◆ INPUT RECORDS
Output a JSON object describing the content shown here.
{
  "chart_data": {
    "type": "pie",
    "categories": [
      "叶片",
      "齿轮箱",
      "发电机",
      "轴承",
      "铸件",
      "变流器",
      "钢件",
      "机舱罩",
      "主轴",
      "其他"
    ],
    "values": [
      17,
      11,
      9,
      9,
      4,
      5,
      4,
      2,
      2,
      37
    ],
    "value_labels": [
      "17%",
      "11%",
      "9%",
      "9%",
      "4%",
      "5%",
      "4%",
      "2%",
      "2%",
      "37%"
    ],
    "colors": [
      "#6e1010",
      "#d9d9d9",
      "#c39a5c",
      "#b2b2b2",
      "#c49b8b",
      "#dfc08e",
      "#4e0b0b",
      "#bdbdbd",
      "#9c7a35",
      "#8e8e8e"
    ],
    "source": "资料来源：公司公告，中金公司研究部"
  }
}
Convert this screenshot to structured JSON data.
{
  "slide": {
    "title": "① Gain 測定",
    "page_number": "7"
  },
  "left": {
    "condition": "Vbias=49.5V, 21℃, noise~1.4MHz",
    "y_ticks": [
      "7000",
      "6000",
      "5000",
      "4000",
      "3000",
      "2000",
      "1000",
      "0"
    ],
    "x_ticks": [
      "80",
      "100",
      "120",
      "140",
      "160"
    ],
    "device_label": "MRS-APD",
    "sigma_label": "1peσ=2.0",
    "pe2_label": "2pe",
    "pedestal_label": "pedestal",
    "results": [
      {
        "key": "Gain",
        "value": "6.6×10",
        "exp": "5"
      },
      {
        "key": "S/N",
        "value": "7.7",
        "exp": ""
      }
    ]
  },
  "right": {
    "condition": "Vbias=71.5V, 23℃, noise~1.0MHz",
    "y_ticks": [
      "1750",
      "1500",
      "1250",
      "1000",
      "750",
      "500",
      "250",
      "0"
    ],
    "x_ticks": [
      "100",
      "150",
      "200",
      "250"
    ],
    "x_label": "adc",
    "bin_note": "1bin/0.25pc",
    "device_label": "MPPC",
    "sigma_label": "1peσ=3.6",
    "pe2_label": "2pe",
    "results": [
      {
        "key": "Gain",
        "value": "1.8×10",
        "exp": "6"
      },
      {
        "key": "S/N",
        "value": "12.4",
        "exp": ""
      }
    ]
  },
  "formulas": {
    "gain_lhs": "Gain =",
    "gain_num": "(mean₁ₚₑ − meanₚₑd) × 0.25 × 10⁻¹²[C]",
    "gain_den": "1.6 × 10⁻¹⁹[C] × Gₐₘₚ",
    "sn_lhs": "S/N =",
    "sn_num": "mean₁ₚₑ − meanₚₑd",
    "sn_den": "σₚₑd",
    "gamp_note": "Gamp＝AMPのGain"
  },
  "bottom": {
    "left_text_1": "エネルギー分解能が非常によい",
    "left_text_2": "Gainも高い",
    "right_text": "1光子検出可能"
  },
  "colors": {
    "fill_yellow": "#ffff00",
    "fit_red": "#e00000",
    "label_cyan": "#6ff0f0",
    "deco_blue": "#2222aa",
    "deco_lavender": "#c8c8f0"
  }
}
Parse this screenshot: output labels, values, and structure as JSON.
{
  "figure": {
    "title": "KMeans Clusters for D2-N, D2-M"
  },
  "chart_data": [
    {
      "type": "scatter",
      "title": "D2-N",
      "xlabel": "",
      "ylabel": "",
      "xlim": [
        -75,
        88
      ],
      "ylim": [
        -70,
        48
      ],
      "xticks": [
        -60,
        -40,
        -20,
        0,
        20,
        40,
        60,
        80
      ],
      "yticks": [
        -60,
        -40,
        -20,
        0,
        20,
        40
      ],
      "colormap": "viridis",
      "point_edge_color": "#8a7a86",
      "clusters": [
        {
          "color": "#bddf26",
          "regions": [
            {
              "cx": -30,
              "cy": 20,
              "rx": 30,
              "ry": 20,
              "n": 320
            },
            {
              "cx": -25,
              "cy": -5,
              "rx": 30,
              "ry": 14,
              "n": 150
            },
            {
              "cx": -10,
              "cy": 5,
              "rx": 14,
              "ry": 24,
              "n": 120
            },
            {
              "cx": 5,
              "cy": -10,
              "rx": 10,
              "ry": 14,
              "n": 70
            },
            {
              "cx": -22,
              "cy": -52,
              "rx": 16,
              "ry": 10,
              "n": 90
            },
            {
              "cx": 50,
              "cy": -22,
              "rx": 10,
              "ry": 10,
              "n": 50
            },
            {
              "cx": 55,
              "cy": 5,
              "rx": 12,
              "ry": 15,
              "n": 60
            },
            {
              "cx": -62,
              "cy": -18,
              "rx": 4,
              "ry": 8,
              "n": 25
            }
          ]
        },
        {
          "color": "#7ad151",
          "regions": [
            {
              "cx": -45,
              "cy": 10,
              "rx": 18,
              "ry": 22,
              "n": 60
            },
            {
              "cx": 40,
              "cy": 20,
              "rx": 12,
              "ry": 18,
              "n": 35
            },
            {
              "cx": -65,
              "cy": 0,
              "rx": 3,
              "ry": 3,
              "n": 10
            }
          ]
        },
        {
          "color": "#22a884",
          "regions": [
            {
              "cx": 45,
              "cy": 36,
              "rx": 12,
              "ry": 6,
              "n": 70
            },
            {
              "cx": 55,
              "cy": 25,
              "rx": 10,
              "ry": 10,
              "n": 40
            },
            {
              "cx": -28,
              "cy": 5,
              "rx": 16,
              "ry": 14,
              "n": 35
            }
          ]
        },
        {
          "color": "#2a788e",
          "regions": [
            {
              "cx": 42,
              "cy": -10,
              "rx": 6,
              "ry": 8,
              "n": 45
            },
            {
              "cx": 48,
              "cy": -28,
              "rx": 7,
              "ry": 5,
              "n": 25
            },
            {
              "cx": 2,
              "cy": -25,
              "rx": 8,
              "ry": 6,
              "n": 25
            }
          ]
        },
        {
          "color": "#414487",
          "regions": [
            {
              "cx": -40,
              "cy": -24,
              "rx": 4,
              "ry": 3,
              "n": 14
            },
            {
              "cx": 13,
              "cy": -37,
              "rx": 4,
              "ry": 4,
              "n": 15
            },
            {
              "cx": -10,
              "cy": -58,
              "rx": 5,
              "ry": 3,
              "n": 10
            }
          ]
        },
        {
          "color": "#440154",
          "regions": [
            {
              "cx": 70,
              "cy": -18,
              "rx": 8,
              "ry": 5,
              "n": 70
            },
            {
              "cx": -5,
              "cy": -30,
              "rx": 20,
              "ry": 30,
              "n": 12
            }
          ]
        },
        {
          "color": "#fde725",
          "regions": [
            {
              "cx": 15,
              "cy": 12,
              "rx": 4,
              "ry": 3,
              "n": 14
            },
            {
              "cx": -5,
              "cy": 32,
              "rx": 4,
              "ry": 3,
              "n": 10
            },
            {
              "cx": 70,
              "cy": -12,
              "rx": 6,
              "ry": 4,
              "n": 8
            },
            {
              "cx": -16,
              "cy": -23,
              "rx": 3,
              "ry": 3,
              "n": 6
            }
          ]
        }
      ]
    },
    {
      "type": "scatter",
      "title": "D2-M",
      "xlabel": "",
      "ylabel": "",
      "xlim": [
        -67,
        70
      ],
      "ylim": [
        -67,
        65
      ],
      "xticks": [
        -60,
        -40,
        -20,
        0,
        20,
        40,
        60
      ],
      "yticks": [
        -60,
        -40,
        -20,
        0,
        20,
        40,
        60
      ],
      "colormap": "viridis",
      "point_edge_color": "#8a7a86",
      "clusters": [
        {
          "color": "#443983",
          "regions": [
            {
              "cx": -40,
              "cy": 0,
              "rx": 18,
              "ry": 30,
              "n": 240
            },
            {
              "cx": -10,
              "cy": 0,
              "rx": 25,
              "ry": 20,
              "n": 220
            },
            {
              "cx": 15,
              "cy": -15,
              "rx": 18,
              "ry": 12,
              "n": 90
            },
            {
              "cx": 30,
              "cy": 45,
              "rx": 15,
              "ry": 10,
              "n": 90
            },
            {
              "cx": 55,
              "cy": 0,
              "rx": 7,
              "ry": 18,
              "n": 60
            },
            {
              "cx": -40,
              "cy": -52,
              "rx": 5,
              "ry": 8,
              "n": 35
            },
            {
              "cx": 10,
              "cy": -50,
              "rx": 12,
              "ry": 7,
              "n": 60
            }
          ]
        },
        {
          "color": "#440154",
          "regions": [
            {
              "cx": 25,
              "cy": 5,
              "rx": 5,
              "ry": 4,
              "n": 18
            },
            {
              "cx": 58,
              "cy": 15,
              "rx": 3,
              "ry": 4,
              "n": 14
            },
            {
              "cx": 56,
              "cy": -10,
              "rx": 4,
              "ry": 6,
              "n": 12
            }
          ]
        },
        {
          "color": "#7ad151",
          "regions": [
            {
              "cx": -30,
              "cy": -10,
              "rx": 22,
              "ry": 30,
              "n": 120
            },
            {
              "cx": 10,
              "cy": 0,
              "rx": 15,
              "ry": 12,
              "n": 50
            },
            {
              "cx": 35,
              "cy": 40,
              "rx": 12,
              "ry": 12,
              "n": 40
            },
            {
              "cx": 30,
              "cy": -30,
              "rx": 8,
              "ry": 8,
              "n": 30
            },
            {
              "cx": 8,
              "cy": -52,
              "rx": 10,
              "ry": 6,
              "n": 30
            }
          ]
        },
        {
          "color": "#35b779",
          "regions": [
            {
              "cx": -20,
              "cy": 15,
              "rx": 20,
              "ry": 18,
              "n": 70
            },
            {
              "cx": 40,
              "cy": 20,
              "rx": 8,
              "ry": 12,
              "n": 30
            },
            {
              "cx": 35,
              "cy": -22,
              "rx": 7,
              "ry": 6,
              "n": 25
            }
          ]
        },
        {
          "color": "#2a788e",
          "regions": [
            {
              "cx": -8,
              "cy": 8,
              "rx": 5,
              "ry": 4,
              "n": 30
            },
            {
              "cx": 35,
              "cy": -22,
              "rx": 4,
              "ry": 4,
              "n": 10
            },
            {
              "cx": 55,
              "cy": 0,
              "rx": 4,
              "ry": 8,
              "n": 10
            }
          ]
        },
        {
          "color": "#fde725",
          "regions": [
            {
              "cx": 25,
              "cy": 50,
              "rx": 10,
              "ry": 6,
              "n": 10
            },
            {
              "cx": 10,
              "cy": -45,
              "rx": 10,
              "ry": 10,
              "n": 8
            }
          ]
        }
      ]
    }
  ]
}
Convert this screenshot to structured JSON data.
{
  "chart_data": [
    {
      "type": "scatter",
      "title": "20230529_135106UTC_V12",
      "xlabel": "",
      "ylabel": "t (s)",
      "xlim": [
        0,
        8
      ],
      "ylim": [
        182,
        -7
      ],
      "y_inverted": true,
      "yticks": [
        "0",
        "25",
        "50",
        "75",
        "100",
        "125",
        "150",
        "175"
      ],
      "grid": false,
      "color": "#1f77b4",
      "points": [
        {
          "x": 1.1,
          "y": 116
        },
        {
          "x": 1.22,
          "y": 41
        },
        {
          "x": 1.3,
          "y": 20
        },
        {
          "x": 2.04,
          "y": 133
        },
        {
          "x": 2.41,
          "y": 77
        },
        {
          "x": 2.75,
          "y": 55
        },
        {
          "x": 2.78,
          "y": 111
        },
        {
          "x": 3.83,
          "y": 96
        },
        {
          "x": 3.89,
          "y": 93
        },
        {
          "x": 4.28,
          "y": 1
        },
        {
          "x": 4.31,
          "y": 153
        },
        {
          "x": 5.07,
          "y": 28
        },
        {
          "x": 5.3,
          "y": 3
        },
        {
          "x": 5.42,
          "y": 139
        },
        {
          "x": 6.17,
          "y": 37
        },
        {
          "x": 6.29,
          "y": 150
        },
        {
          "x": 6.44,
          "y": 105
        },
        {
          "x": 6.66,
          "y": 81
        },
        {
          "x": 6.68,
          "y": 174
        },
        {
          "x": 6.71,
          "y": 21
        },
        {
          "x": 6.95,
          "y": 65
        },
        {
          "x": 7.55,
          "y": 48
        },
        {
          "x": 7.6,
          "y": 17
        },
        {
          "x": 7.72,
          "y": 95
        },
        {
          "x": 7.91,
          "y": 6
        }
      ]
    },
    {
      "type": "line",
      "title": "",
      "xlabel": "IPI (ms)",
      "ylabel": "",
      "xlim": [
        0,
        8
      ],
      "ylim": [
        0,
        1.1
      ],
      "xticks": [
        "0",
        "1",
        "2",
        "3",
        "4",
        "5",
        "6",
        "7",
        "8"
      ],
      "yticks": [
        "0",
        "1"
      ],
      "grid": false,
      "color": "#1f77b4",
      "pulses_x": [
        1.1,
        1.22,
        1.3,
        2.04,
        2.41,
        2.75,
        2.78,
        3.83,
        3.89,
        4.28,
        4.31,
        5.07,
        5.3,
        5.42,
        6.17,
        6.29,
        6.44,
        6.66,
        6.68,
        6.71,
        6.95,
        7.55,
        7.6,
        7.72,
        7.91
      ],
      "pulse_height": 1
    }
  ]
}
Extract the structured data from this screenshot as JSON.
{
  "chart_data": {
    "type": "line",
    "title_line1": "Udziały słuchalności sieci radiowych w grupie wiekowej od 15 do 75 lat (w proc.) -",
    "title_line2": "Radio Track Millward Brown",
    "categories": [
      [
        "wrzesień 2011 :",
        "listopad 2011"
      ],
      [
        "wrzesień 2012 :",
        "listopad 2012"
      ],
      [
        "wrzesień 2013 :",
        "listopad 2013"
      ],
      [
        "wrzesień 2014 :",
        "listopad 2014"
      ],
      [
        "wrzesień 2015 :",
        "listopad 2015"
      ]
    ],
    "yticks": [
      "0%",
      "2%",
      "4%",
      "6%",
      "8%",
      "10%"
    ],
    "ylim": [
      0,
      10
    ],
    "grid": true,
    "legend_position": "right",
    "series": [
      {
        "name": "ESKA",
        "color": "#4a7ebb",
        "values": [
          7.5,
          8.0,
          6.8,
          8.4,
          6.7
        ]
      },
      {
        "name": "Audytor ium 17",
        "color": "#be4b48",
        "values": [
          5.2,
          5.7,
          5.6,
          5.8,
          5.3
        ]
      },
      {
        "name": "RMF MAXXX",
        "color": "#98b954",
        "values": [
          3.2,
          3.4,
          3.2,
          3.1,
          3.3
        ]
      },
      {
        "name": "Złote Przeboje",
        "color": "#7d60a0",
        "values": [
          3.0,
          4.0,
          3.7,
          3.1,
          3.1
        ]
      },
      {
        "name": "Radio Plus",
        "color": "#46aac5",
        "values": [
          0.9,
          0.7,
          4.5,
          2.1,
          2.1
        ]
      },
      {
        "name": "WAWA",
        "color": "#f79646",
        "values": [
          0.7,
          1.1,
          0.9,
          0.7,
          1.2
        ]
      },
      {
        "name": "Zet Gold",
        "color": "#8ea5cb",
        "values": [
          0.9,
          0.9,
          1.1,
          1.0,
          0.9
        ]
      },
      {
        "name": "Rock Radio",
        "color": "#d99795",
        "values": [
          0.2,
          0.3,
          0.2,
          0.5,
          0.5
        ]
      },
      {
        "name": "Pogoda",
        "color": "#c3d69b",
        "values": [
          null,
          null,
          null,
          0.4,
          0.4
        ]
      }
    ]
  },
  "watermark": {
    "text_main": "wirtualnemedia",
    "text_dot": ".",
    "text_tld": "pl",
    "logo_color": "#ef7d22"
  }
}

◆ REQUIRED TASK
Write out every line of the preceding listing that contains "listopad".

◆ SOLUTION FOR THIS TASK
        "listopad 2011"
        "listopad 2012"
        "listopad 2013"
        "listopad 2014"
        "listopad 2015"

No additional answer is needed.